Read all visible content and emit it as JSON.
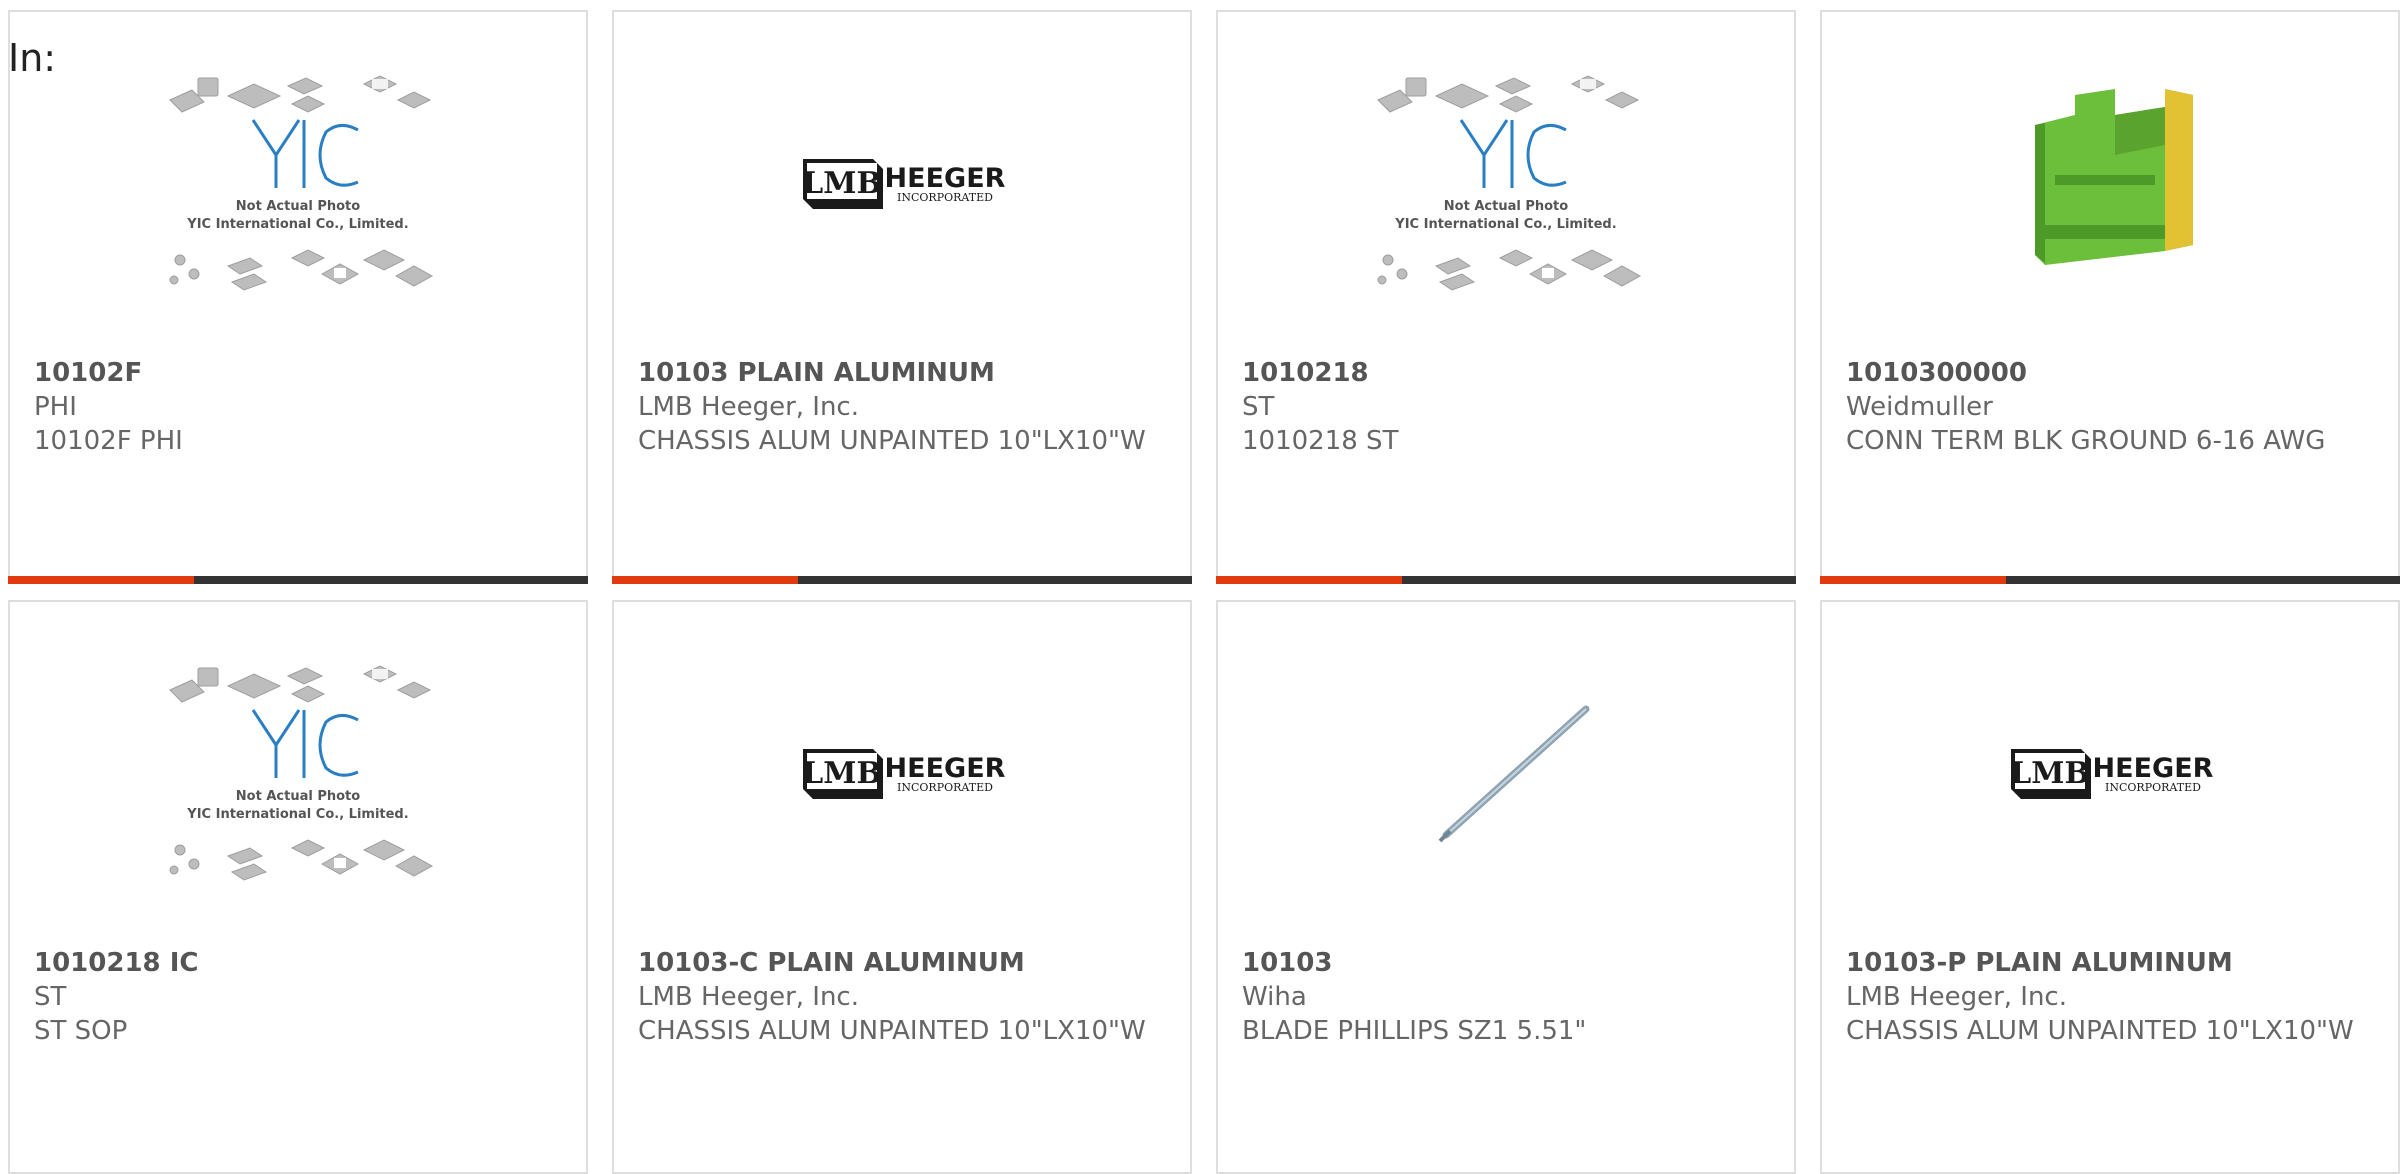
{
  "header": {
    "label": "In:"
  },
  "colors": {
    "accent": "#e03a0e",
    "bar": "#333333",
    "border": "#dedede"
  },
  "products": [
    {
      "part_number": "10102F",
      "manufacturer": "PHI",
      "description": "10102F PHI",
      "image": "yic-placeholder",
      "image_text": [
        "Not Actual Photo",
        "YIC International Co., Limited."
      ],
      "progress": 0.32
    },
    {
      "part_number": "10103 PLAIN ALUMINUM",
      "manufacturer": "LMB Heeger, Inc.",
      "description": "CHASSIS ALUM UNPAINTED 10\"LX10\"W",
      "image": "heeger-logo",
      "logo_text": [
        "LMB",
        "HEEGER",
        "INCORPORATED"
      ],
      "progress": 0.32
    },
    {
      "part_number": "1010218",
      "manufacturer": "ST",
      "description": "1010218 ST",
      "image": "yic-placeholder",
      "image_text": [
        "Not Actual Photo",
        "YIC International Co., Limited."
      ],
      "progress": 0.32
    },
    {
      "part_number": "1010300000",
      "manufacturer": "Weidmuller",
      "description": "CONN TERM BLK GROUND 6-16 AWG",
      "image": "terminal-block",
      "progress": 0.32
    },
    {
      "part_number": "1010218 IC",
      "manufacturer": "ST",
      "description": "ST SOP",
      "image": "yic-placeholder",
      "image_text": [
        "Not Actual Photo",
        "YIC International Co., Limited."
      ]
    },
    {
      "part_number": "10103-C PLAIN ALUMINUM",
      "manufacturer": "LMB Heeger, Inc.",
      "description": "CHASSIS ALUM UNPAINTED 10\"LX10\"W",
      "image": "heeger-logo",
      "logo_text": [
        "LMB",
        "HEEGER",
        "INCORPORATED"
      ]
    },
    {
      "part_number": "10103",
      "manufacturer": "Wiha",
      "description": "BLADE PHILLIPS SZ1 5.51\"",
      "image": "screwdriver-blade"
    },
    {
      "part_number": "10103-P PLAIN ALUMINUM",
      "manufacturer": "LMB Heeger, Inc.",
      "description": "CHASSIS ALUM UNPAINTED 10\"LX10\"W",
      "image": "heeger-logo",
      "logo_text": [
        "LMB",
        "HEEGER",
        "INCORPORATED"
      ]
    }
  ]
}
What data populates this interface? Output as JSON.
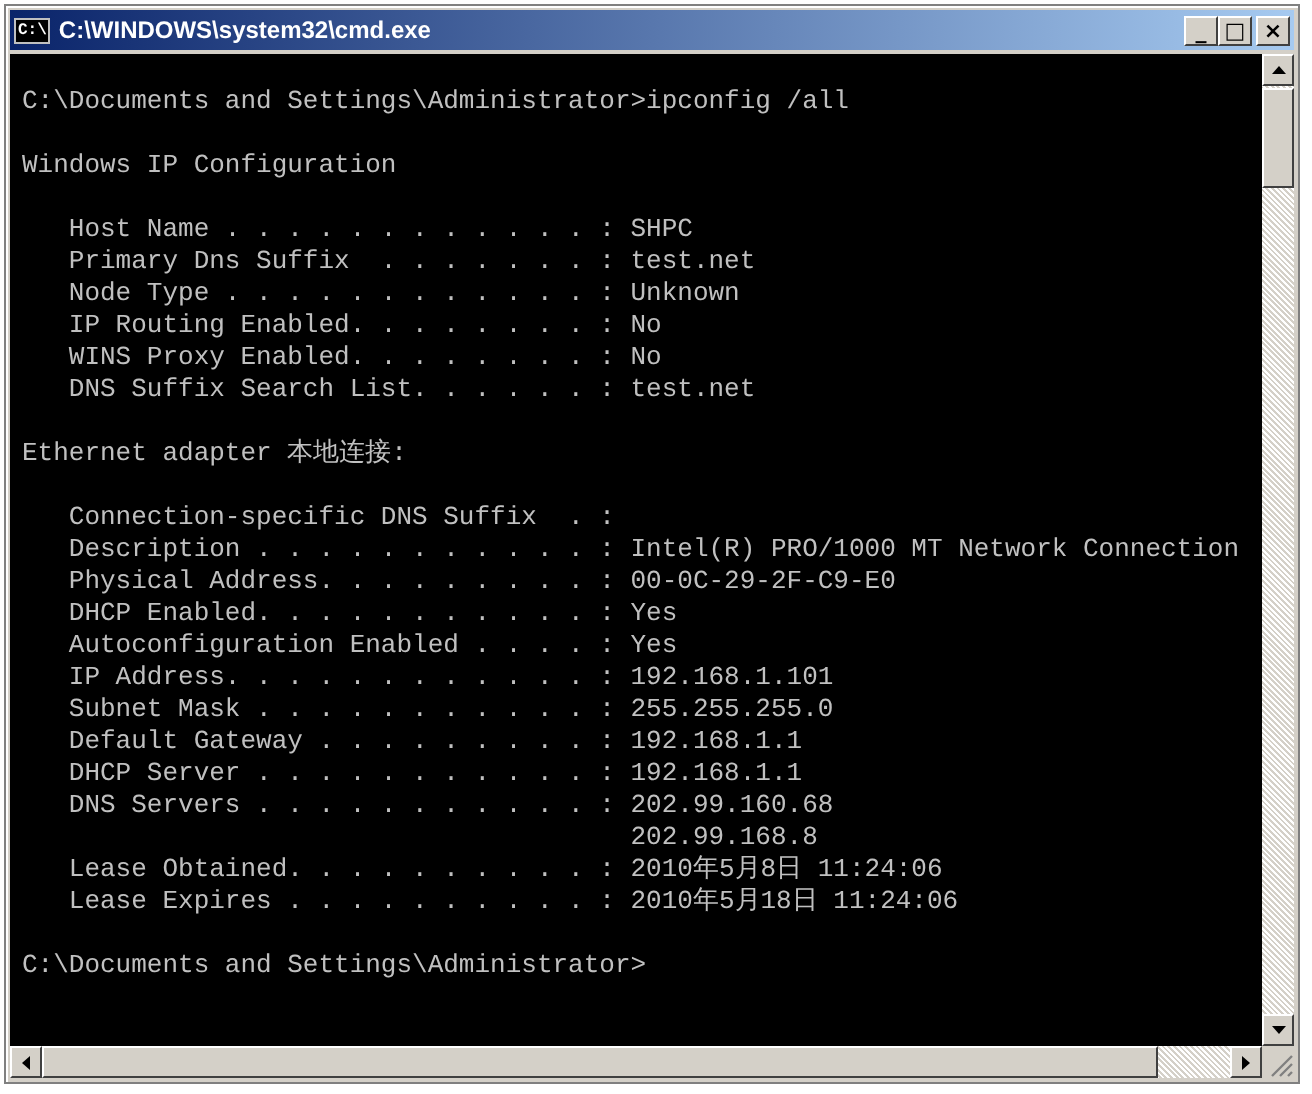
{
  "window": {
    "title": "C:\\WINDOWS\\system32\\cmd.exe",
    "icon_text": "C:\\",
    "buttons": [
      {
        "kind": "minimize",
        "label": "_"
      },
      {
        "kind": "maximize",
        "label": "□"
      },
      {
        "kind": "close",
        "label": "×"
      }
    ]
  },
  "console": {
    "blocks": [
      [
        "C:\\Documents and Settings\\Administrator>ipconfig /all"
      ],
      [
        "Windows IP Configuration"
      ],
      [
        "   Host Name . . . . . . . . . . . . : SHPC",
        "   Primary Dns Suffix  . . . . . . . : test.net",
        "   Node Type . . . . . . . . . . . . : Unknown",
        "   IP Routing Enabled. . . . . . . . : No",
        "   WINS Proxy Enabled. . . . . . . . : No",
        "   DNS Suffix Search List. . . . . . : test.net"
      ],
      [
        "Ethernet adapter 本地连接:"
      ],
      [
        "   Connection-specific DNS Suffix  . :",
        "   Description . . . . . . . . . . . : Intel(R) PRO/1000 MT Network Connection",
        "   Physical Address. . . . . . . . . : 00-0C-29-2F-C9-E0",
        "   DHCP Enabled. . . . . . . . . . . : Yes",
        "   Autoconfiguration Enabled . . . . : Yes",
        "   IP Address. . . . . . . . . . . . : 192.168.1.101",
        "   Subnet Mask . . . . . . . . . . . : 255.255.255.0",
        "   Default Gateway . . . . . . . . . : 192.168.1.1",
        "   DHCP Server . . . . . . . . . . . : 192.168.1.1",
        "   DNS Servers . . . . . . . . . . . : 202.99.160.68",
        "                                       202.99.168.8",
        "   Lease Obtained. . . . . . . . . . : 2010年5月8日 11:24:06",
        "   Lease Expires . . . . . . . . . . : 2010年5月18日 11:24:06"
      ],
      [
        "C:\\Documents and Settings\\Administrator>"
      ]
    ]
  }
}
● ● ● ● ● ● ●
▶ [SET TASK] Repeat the data exactly, without the pictures.

▶ [ANSWER TO THE TASK]
Read all visible content and emit it as JSON.
{
  "header": {
    "label": "In:"
  },
  "colors": {
    "accent": "#e03a0e",
    "bar": "#333333",
    "border": "#dedede"
  },
  "products": [
    {
      "part_number": "10102F",
      "manufacturer": "PHI",
      "description": "10102F PHI",
      "image": "yic-placeholder",
      "image_text": [
        "Not Actual Photo",
        "YIC International Co., Limited."
      ],
      "progress": 0.32
    },
    {
      "part_number": "10103 PLAIN ALUMINUM",
      "manufacturer": "LMB Heeger, Inc.",
      "description": "CHASSIS ALUM UNPAINTED 10\"LX10\"W",
      "image": "heeger-logo",
      "logo_text": [
        "LMB",
        "HEEGER",
        "INCORPORATED"
      ],
      "progress": 0.32
    },
    {
      "part_number": "1010218",
      "manufacturer": "ST",
      "description": "1010218 ST",
      "image": "yic-placeholder",
      "image_text": [
        "Not Actual Photo",
        "YIC International Co., Limited."
      ],
      "progress": 0.32
    },
    {
      "part_number": "1010300000",
      "manufacturer": "Weidmuller",
      "description": "CONN TERM BLK GROUND 6-16 AWG",
      "image": "terminal-block",
      "progress": 0.32
    },
    {
      "part_number": "1010218 IC",
      "manufacturer": "ST",
      "description": "ST SOP",
      "image": "yic-placeholder",
      "image_text": [
        "Not Actual Photo",
        "YIC International Co., Limited."
      ]
    },
    {
      "part_number": "10103-C PLAIN ALUMINUM",
      "manufacturer": "LMB Heeger, Inc.",
      "description": "CHASSIS ALUM UNPAINTED 10\"LX10\"W",
      "image": "heeger-logo",
      "logo_text": [
        "LMB",
        "HEEGER",
        "INCORPORATED"
      ]
    },
    {
      "part_number": "10103",
      "manufacturer": "Wiha",
      "description": "BLADE PHILLIPS SZ1 5.51\"",
      "image": "screwdriver-blade"
    },
    {
      "part_number": "10103-P PLAIN ALUMINUM",
      "manufacturer": "LMB Heeger, Inc.",
      "description": "CHASSIS ALUM UNPAINTED 10\"LX10\"W",
      "image": "heeger-logo",
      "logo_text": [
        "LMB",
        "HEEGER",
        "INCORPORATED"
      ]
    }
  ]
}
What data populates this interface? Output as JSON.
{
  "window": {
    "title": "C:\\WINDOWS\\system32\\cmd.exe",
    "icon_text": "C:\\",
    "buttons": [
      {
        "kind": "minimize",
        "label": "_"
      },
      {
        "kind": "maximize",
        "label": "□"
      },
      {
        "kind": "close",
        "label": "×"
      }
    ]
  },
  "console": {
    "blocks": [
      [
        "C:\\Documents and Settings\\Administrator>ipconfig /all"
      ],
      [
        "Windows IP Configuration"
      ],
      [
        "   Host Name . . . . . . . . . . . . : SHPC",
        "   Primary Dns Suffix  . . . . . . . : test.net",
        "   Node Type . . . . . . . . . . . . : Unknown",
        "   IP Routing Enabled. . . . . . . . : No",
        "   WINS Proxy Enabled. . . . . . . . : No",
        "   DNS Suffix Search List. . . . . . : test.net"
      ],
      [
        "Ethernet adapter 本地连接:"
      ],
      [
        "   Connection-specific DNS Suffix  . :",
        "   Description . . . . . . . . . . . : Intel(R) PRO/1000 MT Network Connection",
        "   Physical Address. . . . . . . . . : 00-0C-29-2F-C9-E0",
        "   DHCP Enabled. . . . . . . . . . . : Yes",
        "   Autoconfiguration Enabled . . . . : Yes",
        "   IP Address. . . . . . . . . . . . : 192.168.1.101",
        "   Subnet Mask . . . . . . . . . . . : 255.255.255.0",
        "   Default Gateway . . . . . . . . . : 192.168.1.1",
        "   DHCP Server . . . . . . . . . . . : 192.168.1.1",
        "   DNS Servers . . . . . . . . . . . : 202.99.160.68",
        "                                       202.99.168.8",
        "   Lease Obtained. . . . . . . . . . : 2010年5月8日 11:24:06",
        "   Lease Expires . . . . . . . . . . : 2010年5月18日 11:24:06"
      ],
      [
        "C:\\Documents and Settings\\Administrator>"
      ]
    ]
  }
}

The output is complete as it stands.